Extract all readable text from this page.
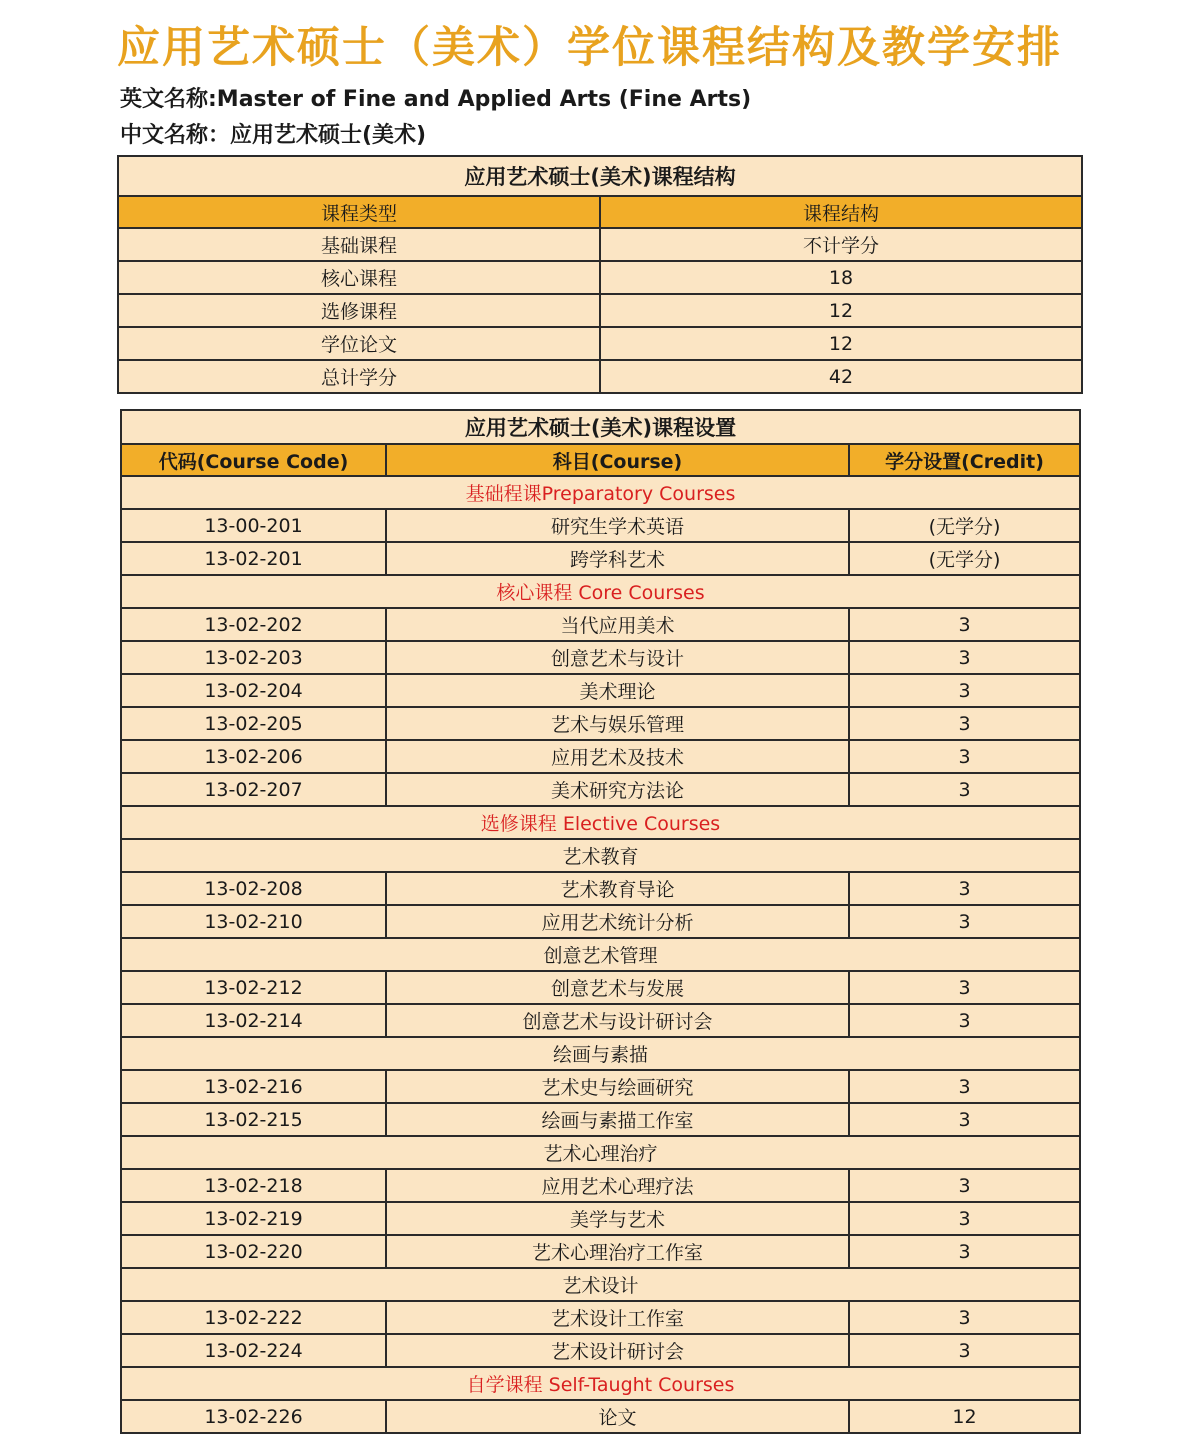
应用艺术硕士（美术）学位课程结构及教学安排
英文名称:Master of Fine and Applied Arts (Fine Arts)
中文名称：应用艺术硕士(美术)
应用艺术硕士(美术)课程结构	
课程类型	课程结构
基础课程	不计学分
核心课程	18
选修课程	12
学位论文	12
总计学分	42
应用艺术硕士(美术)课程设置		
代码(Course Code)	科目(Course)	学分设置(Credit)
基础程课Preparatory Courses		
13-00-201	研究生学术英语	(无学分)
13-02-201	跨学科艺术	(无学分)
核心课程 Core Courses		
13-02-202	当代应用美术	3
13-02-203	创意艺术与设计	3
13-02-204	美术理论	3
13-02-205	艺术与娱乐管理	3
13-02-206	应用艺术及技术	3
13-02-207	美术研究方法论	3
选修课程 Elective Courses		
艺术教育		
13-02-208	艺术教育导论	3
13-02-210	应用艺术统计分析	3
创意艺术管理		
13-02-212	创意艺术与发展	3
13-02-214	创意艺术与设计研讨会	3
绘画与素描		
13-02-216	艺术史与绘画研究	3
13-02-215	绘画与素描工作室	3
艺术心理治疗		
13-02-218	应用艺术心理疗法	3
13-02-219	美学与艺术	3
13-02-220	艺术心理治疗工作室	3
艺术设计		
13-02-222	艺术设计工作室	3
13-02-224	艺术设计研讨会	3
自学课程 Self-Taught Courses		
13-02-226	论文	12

+ + + + +

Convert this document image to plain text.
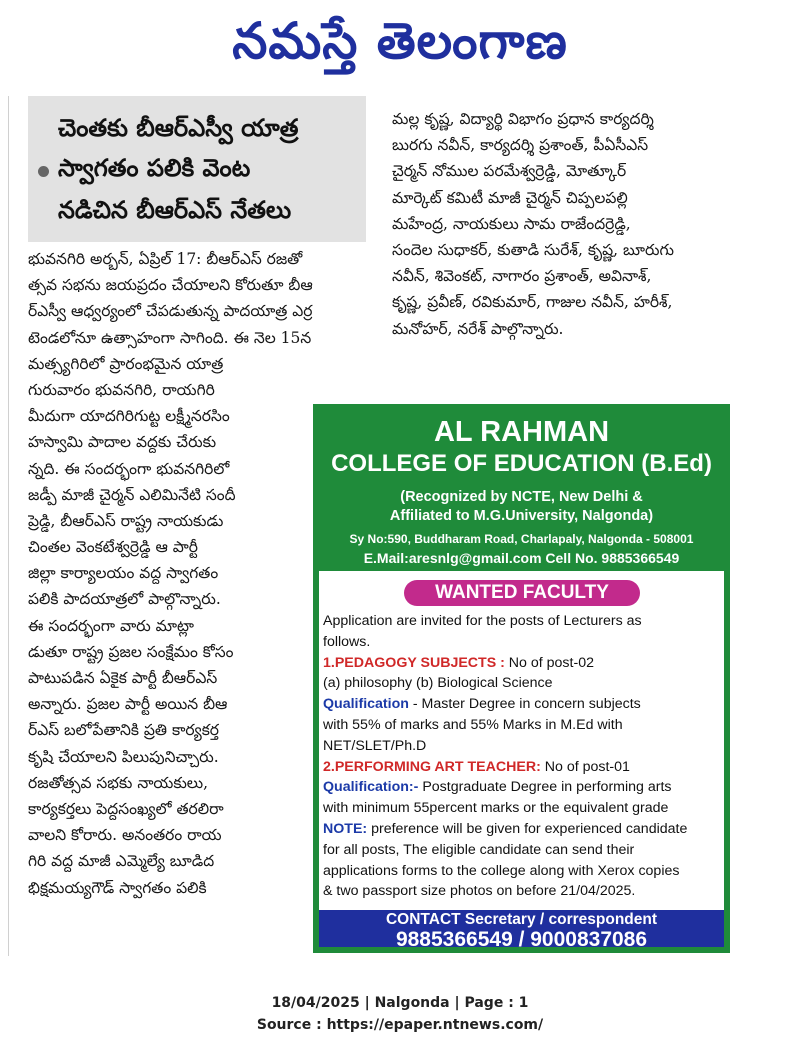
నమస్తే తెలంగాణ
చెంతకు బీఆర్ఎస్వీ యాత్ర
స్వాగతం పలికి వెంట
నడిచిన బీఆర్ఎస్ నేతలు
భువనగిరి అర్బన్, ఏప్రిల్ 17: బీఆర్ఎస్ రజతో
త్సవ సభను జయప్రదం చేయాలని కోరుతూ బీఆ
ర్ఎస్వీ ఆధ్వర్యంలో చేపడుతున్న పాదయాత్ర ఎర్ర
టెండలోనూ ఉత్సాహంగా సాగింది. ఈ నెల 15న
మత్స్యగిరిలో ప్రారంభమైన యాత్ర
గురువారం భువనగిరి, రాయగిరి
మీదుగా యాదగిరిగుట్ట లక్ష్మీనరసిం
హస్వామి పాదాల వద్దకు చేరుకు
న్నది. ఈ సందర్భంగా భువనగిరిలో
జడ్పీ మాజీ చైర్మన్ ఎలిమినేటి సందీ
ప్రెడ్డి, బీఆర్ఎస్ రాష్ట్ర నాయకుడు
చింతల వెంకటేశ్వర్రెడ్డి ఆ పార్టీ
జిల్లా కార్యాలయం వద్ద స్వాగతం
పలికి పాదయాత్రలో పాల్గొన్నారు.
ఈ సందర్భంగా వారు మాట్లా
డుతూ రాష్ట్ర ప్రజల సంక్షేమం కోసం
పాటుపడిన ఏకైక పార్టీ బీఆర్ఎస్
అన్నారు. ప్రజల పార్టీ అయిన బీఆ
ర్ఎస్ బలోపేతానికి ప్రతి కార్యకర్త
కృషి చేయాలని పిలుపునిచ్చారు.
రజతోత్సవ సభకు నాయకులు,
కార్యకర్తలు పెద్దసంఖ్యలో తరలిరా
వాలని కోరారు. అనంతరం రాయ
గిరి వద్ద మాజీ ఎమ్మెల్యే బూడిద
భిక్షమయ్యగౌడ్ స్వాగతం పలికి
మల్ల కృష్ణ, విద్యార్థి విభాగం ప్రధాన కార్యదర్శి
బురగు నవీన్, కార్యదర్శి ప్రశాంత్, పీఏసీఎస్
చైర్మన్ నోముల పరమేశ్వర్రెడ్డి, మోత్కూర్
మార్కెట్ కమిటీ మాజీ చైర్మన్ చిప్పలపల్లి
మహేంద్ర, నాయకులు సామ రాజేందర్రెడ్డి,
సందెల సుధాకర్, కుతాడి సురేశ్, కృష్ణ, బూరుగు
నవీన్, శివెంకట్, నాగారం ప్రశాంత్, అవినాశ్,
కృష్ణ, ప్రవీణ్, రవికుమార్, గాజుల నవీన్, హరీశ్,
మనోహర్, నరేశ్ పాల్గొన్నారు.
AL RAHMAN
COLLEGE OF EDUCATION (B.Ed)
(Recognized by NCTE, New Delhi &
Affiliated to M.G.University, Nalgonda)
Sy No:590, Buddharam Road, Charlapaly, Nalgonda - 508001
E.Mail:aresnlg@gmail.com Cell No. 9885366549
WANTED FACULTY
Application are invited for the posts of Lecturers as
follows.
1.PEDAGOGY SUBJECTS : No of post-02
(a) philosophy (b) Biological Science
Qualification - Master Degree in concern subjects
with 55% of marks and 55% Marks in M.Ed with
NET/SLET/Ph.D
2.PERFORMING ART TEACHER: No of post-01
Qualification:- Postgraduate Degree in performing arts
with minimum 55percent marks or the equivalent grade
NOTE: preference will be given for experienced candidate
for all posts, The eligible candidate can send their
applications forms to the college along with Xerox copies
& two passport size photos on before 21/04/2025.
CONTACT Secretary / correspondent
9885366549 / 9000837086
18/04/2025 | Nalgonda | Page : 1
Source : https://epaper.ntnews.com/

+ + + + +

» The request
Of all the lines in the listing above, how many include "this"? Write only the number.

» Response
2